Answer with one number: the count of lines in the listing below that hold the word "command".

┌──

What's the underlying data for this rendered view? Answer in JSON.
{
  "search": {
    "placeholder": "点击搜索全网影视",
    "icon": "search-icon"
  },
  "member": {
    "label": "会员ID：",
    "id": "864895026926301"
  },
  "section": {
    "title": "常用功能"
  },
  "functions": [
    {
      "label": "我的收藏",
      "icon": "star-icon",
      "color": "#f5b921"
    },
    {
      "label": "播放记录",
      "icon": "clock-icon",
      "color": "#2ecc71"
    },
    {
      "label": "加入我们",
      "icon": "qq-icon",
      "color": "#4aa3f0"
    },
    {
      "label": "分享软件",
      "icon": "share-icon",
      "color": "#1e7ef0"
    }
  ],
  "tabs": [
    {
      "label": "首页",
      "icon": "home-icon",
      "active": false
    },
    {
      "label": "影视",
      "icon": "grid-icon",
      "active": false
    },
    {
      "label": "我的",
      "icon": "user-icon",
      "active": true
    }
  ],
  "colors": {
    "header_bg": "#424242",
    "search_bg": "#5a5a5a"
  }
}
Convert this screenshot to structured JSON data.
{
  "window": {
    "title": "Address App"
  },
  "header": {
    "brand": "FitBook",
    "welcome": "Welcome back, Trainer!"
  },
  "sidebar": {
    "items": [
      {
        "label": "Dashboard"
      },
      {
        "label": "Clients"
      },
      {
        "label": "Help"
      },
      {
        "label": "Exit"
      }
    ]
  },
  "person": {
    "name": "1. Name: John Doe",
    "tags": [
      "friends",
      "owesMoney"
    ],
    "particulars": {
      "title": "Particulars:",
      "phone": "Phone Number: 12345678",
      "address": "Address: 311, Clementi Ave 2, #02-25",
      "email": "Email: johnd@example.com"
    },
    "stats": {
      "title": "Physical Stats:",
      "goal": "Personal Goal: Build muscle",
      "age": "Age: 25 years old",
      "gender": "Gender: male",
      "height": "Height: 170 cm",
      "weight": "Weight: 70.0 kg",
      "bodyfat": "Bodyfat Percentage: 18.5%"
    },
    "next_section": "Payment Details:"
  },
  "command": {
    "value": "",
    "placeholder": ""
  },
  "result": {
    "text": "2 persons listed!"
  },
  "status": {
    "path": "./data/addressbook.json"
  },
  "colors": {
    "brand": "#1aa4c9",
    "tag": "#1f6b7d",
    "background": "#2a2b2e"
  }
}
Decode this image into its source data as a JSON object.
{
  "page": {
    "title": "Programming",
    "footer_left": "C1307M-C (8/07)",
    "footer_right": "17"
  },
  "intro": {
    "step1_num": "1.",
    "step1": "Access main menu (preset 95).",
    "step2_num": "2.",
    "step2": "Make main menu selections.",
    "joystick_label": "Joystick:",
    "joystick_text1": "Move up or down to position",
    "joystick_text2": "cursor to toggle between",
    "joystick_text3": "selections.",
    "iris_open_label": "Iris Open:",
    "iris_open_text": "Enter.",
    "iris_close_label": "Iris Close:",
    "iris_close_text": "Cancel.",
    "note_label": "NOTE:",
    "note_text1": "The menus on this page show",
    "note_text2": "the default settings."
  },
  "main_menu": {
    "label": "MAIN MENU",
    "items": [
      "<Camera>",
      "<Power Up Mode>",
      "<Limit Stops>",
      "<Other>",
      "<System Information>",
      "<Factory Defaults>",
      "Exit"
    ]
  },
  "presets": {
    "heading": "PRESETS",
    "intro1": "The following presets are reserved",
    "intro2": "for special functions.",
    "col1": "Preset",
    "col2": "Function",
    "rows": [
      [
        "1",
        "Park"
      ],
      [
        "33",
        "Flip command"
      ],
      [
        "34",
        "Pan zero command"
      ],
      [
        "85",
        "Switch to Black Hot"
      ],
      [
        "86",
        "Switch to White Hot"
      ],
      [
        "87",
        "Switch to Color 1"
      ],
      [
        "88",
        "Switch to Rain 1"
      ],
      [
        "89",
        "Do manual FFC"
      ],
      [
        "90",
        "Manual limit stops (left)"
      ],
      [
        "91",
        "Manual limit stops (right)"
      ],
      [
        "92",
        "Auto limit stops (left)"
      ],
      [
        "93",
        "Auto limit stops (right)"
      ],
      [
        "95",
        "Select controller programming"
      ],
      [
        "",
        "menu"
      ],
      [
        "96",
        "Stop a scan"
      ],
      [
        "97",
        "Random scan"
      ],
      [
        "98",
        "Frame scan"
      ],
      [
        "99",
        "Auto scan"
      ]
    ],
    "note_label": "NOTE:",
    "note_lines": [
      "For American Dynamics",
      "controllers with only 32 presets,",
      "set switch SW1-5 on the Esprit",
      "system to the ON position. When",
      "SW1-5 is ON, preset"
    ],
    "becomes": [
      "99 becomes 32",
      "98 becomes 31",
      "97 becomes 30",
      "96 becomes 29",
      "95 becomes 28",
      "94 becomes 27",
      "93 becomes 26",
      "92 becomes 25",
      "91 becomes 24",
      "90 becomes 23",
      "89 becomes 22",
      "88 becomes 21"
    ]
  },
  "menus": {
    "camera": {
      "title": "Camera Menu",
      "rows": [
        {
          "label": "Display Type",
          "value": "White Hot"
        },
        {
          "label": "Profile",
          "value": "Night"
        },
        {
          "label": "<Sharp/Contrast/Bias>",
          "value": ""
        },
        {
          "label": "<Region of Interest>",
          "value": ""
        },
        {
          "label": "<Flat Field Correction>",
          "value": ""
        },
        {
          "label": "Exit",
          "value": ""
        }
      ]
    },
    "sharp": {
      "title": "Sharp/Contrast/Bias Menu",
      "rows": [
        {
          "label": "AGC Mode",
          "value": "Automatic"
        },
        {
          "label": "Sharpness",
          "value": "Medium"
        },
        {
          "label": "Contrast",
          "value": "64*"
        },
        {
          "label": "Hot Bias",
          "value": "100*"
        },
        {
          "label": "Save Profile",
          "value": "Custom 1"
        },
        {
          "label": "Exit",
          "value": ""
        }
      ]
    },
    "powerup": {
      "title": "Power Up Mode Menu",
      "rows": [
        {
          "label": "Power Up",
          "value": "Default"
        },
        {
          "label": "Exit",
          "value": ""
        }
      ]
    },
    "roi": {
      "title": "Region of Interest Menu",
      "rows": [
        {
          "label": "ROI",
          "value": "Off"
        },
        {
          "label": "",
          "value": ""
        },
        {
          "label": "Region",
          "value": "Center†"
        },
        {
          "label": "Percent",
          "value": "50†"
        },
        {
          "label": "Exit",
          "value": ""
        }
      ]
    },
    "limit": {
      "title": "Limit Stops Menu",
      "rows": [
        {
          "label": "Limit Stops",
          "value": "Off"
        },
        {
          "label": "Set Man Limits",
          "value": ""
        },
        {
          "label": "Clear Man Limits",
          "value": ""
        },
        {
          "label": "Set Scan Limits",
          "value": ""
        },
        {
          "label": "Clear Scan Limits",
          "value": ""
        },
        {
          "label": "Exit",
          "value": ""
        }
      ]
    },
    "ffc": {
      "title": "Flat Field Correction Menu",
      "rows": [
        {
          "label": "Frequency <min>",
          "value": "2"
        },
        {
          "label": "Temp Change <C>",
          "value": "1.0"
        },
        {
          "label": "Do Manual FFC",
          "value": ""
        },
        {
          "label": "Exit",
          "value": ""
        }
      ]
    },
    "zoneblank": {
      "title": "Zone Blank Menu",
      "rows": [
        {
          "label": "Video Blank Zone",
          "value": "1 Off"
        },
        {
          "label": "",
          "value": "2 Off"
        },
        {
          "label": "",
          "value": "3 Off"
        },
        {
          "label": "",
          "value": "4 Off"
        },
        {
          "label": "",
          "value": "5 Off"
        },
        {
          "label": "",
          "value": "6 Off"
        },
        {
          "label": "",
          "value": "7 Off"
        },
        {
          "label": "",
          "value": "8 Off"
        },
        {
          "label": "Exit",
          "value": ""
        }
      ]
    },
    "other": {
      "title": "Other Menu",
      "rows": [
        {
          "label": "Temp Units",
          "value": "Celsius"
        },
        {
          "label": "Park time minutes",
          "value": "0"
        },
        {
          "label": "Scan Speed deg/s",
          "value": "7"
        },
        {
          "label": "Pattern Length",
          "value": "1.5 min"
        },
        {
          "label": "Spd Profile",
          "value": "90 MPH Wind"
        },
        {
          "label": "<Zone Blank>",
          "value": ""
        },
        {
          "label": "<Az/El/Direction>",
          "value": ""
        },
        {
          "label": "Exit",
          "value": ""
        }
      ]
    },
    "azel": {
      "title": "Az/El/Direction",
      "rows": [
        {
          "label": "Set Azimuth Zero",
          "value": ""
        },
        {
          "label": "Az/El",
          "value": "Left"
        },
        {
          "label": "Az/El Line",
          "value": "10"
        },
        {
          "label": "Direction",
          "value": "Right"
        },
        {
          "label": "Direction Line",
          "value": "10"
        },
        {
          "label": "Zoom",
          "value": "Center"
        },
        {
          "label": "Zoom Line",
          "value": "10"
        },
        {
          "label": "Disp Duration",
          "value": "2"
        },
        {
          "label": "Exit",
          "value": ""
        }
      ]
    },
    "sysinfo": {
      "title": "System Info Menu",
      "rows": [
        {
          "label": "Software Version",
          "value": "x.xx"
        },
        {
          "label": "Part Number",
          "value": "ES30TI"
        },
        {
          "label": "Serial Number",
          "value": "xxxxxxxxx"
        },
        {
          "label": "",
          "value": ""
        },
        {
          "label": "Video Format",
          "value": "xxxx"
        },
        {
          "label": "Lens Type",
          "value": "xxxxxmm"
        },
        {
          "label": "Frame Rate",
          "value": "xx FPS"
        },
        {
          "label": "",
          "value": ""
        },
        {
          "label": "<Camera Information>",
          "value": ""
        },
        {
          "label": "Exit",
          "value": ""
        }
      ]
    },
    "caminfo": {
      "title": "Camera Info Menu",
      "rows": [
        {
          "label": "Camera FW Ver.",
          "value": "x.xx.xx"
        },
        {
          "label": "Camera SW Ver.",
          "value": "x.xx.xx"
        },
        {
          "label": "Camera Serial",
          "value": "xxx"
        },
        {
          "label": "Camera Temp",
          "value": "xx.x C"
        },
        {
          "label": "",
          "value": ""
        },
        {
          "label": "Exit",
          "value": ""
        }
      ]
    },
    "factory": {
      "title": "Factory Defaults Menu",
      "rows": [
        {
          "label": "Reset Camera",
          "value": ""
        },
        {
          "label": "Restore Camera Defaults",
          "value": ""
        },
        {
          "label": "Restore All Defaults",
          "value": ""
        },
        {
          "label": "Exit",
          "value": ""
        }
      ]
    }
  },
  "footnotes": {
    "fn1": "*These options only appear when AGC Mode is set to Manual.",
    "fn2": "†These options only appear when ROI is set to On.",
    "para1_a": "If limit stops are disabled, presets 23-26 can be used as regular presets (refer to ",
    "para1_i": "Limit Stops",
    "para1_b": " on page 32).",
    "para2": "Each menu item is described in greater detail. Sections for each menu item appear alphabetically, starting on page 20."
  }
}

└──
┌──

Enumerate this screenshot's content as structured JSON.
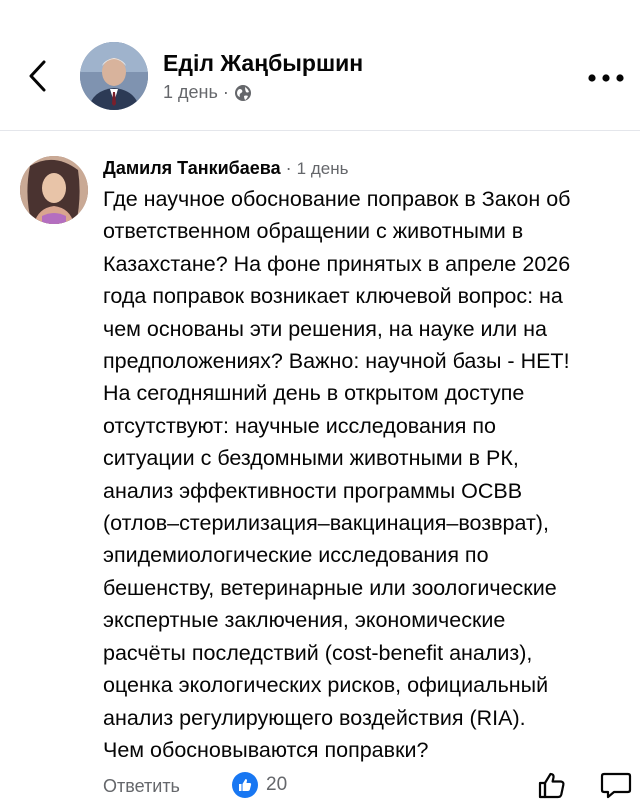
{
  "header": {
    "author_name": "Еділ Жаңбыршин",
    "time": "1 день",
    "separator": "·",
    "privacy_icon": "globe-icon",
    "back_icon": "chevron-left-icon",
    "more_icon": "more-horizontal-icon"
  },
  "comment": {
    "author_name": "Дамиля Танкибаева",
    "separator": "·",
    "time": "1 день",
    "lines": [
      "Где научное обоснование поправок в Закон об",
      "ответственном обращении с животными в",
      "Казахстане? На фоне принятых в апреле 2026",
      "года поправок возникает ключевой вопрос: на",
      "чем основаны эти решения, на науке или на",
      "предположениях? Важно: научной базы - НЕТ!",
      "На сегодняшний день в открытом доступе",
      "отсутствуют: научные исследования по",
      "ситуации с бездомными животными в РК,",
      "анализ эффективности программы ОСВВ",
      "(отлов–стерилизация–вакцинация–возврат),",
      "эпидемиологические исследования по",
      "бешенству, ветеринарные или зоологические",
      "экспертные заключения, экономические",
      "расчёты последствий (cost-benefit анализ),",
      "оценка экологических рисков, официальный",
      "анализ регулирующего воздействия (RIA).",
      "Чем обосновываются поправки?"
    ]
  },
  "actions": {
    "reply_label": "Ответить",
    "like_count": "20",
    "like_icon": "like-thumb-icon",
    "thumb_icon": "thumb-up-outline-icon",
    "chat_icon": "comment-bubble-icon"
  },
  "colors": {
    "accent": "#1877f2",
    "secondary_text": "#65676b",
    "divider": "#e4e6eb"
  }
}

└──
┌──

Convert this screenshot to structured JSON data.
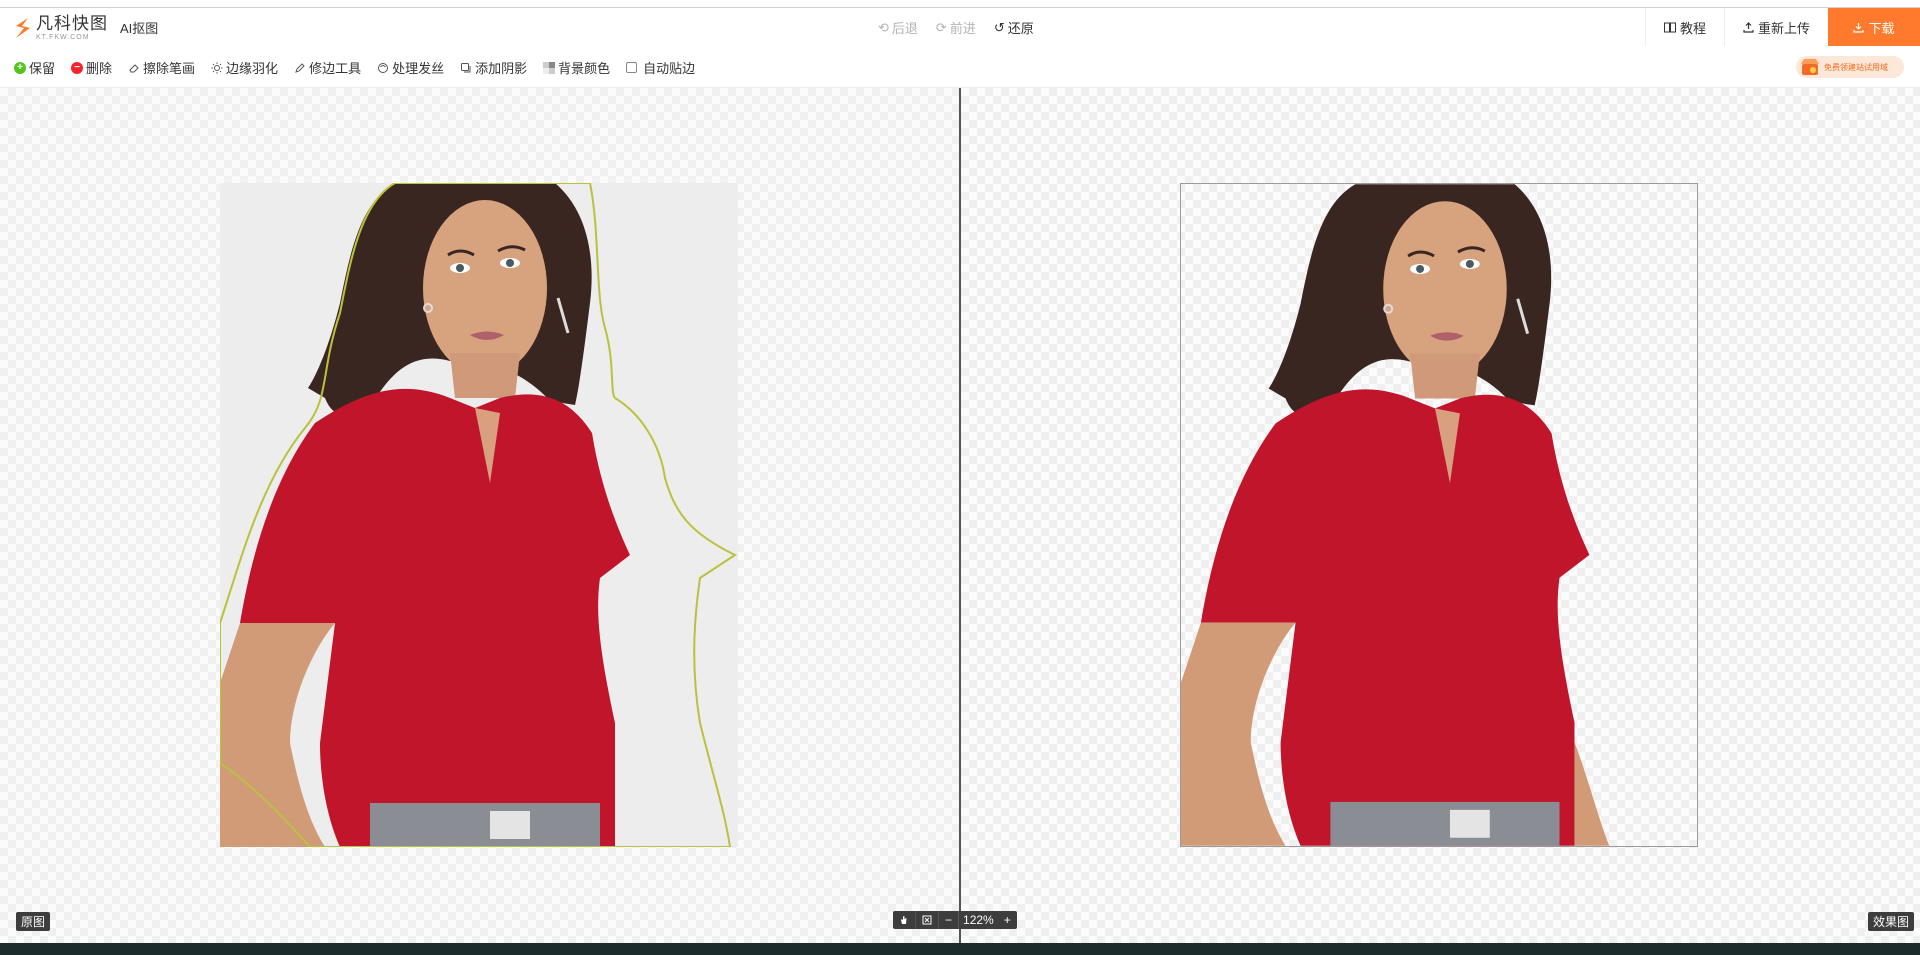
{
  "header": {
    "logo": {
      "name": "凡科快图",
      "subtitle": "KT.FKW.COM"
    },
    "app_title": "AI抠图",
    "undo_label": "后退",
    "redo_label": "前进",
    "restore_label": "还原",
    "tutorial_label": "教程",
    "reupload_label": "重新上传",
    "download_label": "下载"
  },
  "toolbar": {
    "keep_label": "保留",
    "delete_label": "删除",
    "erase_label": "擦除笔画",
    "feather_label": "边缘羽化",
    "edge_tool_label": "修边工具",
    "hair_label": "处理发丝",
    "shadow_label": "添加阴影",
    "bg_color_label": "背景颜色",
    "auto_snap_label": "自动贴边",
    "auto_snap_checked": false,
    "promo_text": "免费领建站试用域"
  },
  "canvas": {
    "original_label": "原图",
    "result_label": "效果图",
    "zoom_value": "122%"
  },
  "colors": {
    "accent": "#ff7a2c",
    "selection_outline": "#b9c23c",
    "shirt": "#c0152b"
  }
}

└──

__Exercise response__. 3